#### Directions for this task:
Select each line where the word "JSON" appears.

#### Supplied data:
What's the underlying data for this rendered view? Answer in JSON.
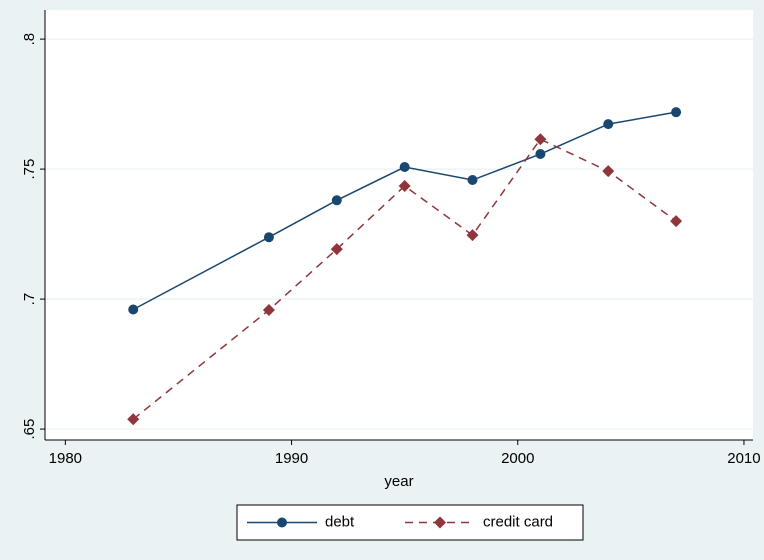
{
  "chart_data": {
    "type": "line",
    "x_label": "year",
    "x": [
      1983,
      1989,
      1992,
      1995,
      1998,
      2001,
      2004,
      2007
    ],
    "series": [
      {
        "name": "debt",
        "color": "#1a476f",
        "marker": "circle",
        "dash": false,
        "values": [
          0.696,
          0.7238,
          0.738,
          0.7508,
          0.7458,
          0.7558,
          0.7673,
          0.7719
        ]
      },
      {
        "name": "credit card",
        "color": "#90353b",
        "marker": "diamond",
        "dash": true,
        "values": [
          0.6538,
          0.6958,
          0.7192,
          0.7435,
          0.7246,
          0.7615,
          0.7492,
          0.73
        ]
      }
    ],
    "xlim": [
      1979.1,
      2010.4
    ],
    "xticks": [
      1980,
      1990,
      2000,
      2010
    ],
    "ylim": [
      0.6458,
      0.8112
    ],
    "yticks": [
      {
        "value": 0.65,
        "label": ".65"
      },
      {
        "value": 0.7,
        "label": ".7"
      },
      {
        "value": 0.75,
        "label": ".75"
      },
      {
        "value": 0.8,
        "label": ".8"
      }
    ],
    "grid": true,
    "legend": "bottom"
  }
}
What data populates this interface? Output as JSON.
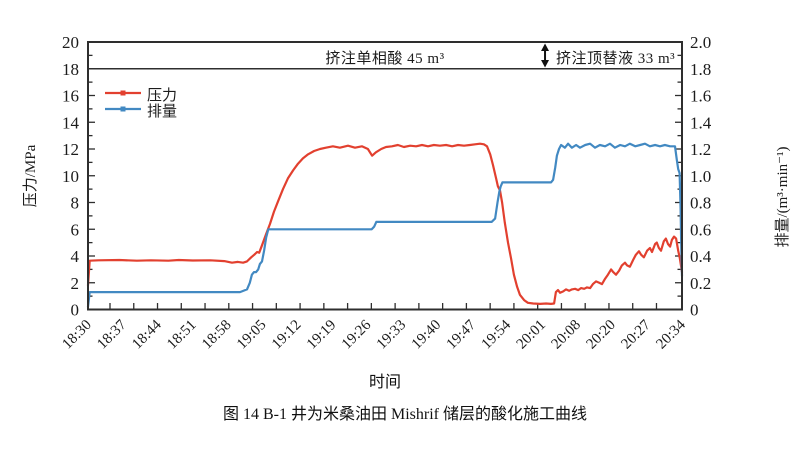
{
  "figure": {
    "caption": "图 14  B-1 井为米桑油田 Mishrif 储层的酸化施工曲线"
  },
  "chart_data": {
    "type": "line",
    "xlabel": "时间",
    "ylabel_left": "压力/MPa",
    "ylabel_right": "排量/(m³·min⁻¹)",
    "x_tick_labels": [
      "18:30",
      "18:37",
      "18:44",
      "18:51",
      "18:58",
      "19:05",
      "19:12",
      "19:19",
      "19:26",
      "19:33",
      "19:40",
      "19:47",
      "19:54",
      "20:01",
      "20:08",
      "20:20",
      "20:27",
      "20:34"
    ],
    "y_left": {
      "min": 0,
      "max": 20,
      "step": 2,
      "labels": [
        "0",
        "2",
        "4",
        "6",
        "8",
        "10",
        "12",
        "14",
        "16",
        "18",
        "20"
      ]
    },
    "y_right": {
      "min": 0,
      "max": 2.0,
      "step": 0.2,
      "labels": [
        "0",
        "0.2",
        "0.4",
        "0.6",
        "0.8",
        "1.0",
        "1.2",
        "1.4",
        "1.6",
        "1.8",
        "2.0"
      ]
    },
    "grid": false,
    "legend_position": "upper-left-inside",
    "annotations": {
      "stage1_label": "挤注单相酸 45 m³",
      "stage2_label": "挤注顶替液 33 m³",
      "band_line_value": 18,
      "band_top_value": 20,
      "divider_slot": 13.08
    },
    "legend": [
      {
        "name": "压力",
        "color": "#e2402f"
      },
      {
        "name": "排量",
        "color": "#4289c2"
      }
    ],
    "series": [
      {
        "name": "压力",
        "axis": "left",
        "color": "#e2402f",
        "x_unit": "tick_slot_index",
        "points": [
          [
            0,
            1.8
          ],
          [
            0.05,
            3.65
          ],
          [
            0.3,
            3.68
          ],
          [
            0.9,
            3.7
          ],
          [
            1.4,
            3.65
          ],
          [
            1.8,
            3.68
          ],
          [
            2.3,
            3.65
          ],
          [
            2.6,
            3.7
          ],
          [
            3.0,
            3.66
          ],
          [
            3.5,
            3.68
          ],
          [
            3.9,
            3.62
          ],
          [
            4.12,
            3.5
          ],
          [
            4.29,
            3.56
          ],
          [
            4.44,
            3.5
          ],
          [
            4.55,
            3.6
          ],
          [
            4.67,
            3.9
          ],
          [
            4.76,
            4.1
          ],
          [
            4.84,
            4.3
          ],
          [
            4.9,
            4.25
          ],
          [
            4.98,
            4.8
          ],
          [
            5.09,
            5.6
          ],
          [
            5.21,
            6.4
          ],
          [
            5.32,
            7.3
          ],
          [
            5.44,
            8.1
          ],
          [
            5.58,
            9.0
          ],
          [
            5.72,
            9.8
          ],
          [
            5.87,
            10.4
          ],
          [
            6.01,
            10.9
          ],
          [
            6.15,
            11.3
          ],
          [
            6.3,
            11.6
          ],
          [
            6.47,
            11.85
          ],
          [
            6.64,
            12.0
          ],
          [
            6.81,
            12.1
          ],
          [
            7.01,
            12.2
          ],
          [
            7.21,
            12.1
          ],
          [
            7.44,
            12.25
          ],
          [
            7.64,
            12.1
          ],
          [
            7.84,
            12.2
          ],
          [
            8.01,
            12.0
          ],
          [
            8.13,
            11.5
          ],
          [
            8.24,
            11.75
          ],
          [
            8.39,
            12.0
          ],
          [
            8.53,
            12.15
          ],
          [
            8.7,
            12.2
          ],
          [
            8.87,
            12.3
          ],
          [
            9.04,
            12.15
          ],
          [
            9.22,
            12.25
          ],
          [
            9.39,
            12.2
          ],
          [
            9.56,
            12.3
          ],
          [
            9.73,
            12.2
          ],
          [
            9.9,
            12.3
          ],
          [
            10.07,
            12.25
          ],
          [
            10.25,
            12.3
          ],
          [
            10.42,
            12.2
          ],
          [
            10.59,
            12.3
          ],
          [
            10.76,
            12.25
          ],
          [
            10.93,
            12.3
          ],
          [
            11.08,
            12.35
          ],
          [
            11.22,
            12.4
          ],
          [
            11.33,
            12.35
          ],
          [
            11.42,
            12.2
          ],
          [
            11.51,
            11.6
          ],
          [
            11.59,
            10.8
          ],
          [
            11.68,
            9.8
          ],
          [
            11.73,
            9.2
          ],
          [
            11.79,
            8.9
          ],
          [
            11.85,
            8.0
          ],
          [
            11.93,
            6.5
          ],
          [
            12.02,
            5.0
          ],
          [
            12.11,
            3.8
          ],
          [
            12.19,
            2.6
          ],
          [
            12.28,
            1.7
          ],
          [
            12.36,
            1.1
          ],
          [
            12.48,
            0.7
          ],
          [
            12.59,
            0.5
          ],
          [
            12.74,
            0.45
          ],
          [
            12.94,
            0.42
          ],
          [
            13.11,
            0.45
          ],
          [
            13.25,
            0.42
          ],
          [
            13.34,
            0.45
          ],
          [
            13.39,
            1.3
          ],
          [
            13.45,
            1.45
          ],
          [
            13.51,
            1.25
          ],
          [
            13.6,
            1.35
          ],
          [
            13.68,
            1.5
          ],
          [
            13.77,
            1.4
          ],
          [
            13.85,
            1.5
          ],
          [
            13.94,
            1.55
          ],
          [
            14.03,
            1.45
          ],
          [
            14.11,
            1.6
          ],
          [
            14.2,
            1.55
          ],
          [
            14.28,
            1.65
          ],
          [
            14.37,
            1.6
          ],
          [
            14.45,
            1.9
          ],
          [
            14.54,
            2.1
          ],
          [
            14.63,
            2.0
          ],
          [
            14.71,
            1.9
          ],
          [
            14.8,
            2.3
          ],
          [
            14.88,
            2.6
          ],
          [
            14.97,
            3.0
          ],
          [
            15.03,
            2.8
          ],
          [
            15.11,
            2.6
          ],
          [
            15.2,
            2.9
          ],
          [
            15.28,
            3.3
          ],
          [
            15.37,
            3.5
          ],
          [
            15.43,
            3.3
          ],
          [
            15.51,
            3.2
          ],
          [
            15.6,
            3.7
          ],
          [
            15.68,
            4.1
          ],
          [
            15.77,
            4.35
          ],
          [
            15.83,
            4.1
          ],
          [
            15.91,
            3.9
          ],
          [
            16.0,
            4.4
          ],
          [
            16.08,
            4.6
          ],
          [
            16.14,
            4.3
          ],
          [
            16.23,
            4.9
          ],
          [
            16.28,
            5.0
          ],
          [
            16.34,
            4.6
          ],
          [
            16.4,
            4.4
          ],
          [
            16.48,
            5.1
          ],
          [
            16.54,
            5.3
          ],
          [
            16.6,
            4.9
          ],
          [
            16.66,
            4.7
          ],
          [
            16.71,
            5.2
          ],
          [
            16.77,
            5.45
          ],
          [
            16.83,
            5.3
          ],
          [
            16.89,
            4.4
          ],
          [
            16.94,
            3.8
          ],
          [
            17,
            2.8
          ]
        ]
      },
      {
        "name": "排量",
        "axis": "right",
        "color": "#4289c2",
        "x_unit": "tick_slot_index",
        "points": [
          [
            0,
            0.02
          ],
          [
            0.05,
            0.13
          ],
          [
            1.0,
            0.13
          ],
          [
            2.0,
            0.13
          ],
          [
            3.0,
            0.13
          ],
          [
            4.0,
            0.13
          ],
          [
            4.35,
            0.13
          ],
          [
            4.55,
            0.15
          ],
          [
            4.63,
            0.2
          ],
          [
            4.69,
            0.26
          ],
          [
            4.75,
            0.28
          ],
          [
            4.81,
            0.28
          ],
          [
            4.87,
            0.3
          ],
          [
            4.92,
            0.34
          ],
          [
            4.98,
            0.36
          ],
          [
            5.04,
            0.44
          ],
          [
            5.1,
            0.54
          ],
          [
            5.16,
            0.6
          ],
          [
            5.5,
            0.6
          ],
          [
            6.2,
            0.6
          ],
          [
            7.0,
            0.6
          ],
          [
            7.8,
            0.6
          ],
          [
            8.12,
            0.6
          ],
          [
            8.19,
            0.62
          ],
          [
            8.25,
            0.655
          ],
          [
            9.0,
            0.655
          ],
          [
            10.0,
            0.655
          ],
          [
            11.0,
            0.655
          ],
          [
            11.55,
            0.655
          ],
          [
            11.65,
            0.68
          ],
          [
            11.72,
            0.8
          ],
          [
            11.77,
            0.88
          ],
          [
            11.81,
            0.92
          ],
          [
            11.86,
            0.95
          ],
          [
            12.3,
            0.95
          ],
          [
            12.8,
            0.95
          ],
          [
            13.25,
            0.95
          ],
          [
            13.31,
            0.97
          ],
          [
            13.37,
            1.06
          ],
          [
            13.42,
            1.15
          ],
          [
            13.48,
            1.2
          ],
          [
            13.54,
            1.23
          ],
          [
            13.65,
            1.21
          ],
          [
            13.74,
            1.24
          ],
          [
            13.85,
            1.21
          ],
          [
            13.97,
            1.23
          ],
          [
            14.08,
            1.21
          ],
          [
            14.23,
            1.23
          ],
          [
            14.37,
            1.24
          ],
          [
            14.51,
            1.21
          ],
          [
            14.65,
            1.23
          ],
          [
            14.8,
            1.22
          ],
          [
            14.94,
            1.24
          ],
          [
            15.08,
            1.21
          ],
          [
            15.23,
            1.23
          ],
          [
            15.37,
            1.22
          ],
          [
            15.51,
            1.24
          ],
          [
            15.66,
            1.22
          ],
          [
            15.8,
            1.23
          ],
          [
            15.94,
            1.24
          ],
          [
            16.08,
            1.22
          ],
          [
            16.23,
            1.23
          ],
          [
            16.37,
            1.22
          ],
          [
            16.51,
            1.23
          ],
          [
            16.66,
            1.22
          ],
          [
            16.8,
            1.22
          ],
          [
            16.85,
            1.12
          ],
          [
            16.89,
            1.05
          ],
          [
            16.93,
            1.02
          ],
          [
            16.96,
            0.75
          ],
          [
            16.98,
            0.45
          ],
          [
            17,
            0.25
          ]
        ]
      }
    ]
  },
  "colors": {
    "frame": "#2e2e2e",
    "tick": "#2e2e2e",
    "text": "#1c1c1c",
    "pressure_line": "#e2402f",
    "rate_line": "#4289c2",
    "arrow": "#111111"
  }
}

#### Full solution:
What's the underlying data for this rendered view? Answer in JSON.
What data populates this interface? Output as JSON.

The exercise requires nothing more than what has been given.